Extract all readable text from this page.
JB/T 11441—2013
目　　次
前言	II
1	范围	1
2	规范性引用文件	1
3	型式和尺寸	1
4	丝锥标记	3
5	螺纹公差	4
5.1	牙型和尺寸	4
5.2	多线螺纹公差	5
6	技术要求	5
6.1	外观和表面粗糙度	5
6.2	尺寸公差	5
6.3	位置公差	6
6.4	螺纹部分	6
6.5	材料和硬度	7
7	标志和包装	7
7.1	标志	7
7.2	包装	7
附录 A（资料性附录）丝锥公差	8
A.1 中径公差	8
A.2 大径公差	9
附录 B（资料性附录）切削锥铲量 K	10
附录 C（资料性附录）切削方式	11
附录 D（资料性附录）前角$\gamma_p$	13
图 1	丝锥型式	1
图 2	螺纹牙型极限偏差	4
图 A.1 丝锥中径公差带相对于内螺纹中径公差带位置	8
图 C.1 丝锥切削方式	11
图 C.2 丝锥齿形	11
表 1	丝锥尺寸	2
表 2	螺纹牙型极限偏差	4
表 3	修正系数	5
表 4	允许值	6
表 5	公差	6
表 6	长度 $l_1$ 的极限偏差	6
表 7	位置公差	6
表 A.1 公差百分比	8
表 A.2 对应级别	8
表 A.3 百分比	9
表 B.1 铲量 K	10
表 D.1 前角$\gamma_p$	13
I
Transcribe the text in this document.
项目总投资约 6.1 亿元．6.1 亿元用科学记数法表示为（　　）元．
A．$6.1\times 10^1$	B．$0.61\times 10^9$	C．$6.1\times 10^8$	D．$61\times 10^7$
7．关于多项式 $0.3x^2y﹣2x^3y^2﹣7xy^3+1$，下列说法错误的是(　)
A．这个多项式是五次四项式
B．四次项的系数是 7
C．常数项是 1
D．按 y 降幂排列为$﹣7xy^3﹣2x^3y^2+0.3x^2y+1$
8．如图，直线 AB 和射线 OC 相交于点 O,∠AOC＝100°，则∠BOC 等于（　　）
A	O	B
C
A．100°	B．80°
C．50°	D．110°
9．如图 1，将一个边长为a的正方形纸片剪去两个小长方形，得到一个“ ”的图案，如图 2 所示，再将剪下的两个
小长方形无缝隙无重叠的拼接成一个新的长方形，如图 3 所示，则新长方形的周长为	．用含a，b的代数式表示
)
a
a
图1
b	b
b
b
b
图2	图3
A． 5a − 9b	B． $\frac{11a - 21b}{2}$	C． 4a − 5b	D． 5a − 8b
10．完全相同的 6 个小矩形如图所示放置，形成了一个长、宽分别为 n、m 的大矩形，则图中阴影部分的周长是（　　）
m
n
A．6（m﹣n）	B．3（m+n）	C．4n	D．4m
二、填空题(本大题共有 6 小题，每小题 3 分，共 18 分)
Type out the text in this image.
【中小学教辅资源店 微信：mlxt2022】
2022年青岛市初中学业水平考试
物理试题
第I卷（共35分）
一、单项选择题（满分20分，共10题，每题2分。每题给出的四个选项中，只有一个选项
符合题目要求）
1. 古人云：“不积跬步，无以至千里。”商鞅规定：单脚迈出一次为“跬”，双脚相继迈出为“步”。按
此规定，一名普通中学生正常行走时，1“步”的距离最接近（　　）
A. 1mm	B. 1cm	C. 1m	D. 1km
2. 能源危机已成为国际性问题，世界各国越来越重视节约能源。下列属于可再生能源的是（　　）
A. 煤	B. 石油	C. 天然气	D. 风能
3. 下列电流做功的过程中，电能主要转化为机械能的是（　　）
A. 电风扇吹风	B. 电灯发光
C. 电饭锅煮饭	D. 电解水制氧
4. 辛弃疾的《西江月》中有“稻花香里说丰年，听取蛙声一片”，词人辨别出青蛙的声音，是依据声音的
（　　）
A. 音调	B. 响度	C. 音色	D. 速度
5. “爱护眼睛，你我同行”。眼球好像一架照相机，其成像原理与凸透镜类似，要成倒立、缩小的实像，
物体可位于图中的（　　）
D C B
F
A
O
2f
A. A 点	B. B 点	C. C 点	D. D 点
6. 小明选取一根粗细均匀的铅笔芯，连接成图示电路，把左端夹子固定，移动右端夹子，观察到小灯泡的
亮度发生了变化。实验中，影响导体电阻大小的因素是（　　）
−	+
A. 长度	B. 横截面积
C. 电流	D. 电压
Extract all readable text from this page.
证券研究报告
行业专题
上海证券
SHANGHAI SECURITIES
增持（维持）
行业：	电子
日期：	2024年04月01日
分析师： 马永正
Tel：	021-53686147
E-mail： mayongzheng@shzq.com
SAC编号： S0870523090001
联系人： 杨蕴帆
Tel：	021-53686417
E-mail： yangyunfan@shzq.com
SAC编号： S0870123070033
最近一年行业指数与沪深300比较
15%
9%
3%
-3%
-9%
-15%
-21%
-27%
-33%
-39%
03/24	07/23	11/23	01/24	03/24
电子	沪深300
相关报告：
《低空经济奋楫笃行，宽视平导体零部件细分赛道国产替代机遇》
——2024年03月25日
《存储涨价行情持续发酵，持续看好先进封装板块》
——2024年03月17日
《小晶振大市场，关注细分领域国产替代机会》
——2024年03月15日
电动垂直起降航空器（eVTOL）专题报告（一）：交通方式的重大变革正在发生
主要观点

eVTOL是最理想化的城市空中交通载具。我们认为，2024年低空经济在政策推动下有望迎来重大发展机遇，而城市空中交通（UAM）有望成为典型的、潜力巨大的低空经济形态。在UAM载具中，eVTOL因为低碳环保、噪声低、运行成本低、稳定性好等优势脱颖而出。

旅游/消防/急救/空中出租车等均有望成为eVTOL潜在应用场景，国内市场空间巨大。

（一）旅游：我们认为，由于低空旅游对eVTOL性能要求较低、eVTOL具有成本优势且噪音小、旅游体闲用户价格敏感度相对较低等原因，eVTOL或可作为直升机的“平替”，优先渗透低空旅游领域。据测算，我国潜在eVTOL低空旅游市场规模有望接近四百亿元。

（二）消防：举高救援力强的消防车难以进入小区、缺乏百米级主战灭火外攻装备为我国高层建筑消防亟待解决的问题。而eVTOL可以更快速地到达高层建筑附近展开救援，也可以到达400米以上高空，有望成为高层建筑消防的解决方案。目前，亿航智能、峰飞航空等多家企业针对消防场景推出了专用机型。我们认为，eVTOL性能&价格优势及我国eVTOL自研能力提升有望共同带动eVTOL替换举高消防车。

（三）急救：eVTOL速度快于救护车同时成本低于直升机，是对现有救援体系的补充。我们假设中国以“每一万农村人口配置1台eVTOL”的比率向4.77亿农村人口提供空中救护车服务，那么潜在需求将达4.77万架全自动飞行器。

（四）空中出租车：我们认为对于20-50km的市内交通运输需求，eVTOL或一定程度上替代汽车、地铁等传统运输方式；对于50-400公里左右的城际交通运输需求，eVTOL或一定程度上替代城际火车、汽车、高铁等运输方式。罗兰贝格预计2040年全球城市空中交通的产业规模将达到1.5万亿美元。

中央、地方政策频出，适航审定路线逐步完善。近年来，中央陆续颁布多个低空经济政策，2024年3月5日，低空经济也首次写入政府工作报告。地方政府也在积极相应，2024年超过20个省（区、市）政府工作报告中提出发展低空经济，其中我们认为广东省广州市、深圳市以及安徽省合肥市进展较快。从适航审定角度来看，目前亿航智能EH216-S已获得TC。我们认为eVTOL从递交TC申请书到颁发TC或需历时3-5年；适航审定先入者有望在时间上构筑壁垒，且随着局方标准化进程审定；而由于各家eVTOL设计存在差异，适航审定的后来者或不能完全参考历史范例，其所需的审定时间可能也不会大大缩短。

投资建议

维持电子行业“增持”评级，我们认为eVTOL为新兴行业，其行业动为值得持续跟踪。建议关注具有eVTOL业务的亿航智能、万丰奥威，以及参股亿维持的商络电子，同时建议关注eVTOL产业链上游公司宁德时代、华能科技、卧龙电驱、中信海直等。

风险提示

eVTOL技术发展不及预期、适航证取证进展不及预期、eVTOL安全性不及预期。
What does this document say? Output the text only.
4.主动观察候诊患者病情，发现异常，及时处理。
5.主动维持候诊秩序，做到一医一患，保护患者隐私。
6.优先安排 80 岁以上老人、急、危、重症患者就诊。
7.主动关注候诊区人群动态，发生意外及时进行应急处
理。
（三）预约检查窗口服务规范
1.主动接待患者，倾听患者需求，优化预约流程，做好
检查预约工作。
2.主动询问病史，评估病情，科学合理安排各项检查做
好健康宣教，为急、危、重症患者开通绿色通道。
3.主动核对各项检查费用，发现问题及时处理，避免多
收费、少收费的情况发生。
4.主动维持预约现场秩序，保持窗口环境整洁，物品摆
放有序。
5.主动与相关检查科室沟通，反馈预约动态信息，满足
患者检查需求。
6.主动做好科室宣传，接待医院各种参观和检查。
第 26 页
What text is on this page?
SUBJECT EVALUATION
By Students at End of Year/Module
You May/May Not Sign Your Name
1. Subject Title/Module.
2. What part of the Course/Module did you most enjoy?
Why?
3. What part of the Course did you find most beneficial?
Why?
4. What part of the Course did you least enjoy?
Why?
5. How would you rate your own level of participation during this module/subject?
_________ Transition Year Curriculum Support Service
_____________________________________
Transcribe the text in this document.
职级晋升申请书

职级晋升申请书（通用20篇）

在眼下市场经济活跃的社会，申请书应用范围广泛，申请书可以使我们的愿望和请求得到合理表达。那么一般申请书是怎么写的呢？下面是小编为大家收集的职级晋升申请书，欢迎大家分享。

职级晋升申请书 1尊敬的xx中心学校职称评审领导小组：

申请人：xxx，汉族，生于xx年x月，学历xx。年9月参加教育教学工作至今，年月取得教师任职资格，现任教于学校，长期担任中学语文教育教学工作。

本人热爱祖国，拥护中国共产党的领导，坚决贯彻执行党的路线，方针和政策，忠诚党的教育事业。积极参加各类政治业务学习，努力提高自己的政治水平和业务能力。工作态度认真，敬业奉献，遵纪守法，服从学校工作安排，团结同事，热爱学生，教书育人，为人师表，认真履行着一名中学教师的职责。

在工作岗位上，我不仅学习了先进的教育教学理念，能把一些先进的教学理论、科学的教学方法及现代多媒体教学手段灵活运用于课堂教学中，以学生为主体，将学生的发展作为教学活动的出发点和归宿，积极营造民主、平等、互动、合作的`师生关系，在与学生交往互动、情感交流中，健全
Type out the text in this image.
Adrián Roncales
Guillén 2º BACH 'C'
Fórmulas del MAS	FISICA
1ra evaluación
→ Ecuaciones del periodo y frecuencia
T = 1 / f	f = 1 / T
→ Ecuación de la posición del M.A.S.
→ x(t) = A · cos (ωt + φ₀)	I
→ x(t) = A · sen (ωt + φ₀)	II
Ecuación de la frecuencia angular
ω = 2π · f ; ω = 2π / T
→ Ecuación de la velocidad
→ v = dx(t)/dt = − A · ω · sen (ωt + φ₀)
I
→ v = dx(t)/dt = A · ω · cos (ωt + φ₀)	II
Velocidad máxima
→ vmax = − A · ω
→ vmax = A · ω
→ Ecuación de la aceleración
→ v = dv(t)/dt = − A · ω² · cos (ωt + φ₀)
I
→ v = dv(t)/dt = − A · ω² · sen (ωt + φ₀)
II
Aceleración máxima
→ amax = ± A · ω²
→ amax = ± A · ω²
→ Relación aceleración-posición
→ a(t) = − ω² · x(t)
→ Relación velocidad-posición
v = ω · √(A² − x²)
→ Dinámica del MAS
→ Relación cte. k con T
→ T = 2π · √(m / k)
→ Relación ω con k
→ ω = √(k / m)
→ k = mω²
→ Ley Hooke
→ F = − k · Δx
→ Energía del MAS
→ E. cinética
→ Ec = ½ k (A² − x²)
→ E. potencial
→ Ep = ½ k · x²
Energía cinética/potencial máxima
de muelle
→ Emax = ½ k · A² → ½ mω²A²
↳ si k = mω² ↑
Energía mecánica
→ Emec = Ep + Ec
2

● The task
Pull out the lines above in which the word "enjoy" appears.

● Task output
2. What part of the Course/Module did you most enjoy?
4. What part of the Course did you least enjoy?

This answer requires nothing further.